▶ _REQUIREMENTS_: Only the number is wanted: how many lines hold the word "page"?

Raw records:
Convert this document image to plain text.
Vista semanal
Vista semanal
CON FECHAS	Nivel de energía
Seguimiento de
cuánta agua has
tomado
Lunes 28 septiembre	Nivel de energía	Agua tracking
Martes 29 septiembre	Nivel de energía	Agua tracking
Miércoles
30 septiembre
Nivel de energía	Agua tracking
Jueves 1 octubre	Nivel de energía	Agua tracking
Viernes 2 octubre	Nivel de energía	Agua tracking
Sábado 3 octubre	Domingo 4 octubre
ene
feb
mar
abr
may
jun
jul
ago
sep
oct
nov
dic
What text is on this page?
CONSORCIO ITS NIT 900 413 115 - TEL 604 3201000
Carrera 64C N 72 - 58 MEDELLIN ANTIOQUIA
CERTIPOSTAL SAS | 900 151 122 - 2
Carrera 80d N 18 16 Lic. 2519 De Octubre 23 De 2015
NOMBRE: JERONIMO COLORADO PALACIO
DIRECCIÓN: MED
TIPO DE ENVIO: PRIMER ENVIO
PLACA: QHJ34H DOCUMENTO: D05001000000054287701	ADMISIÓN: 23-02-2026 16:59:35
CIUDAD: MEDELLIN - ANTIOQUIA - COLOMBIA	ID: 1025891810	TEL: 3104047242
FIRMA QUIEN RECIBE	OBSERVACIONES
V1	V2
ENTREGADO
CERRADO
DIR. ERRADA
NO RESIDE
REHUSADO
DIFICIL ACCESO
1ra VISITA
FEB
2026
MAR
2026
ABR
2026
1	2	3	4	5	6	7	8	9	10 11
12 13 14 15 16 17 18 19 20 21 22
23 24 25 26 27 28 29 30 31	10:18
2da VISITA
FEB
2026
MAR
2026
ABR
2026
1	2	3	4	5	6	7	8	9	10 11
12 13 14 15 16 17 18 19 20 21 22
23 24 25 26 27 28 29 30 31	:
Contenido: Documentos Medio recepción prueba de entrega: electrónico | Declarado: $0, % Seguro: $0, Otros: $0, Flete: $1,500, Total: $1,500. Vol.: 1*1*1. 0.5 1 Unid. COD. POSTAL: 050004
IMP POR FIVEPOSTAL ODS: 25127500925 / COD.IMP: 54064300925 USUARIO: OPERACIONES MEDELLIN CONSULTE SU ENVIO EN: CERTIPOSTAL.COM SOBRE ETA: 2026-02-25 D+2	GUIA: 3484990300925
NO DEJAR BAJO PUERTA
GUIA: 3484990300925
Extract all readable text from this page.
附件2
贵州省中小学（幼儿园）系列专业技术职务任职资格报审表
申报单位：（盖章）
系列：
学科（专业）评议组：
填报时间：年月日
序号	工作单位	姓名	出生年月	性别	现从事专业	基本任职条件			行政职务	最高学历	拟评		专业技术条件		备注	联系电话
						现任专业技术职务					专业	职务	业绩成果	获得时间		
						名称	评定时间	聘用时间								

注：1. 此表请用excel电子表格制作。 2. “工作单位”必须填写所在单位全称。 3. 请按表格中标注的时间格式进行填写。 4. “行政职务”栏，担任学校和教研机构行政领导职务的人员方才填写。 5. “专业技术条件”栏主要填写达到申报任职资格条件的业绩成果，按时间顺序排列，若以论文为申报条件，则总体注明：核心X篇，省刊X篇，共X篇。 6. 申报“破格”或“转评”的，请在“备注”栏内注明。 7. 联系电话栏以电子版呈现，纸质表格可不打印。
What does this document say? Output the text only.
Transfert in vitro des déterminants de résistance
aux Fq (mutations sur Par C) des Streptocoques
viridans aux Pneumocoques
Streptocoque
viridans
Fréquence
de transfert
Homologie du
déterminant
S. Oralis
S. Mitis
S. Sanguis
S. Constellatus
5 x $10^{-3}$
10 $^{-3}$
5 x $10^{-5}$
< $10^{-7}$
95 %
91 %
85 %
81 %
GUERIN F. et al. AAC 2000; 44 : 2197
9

▶ _THE REPLY_: 2